» Data to examine:
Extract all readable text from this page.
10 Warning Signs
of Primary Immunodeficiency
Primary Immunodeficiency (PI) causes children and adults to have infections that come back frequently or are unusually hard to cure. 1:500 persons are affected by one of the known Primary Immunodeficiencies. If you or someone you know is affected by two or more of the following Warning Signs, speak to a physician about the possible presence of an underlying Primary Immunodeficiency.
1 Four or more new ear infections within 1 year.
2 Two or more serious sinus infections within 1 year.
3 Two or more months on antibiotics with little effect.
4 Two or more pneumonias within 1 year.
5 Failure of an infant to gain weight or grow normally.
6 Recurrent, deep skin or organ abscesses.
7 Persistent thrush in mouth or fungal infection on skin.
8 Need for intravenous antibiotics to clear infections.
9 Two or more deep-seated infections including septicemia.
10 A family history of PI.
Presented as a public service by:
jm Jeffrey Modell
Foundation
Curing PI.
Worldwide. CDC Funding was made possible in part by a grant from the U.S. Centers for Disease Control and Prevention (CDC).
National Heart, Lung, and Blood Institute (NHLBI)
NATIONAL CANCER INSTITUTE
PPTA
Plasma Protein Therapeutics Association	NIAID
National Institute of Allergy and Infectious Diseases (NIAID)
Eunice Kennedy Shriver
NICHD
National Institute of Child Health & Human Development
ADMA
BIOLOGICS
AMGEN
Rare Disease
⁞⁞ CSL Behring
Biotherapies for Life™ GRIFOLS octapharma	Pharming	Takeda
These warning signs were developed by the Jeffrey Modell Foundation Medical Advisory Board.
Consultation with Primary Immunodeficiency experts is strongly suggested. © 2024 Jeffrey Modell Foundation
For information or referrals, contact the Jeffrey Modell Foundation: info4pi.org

» Task prompt: After reading the records above, work out how many lines contain "from" and give that number only.

» Answer: 2